WHAT IS ASKED: Find and copy lines holding "Расширенный".

Dataset records:
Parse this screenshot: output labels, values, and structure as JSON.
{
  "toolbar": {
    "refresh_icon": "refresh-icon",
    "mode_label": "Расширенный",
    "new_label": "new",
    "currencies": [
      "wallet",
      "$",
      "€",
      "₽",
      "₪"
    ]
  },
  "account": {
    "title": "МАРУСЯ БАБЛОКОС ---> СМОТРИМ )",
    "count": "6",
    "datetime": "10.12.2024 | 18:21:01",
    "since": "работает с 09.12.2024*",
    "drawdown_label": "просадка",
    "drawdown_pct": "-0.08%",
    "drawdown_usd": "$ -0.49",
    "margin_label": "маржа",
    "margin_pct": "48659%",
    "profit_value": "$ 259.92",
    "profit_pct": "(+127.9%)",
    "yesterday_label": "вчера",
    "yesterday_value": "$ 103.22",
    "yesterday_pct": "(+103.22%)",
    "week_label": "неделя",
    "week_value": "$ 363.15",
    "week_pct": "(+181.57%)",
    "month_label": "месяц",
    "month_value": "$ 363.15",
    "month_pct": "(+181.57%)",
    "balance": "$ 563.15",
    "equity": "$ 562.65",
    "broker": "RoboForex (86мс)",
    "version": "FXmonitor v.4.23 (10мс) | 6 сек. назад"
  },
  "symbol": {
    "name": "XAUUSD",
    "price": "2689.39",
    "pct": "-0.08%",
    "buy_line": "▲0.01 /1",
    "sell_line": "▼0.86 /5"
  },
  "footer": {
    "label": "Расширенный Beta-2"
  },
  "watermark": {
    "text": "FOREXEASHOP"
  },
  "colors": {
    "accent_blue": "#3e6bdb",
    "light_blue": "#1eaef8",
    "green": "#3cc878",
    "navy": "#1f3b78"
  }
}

EXPECTED ANSWER:
    "mode_label": "Расширенный",
    "label": "Расширенный Beta-2"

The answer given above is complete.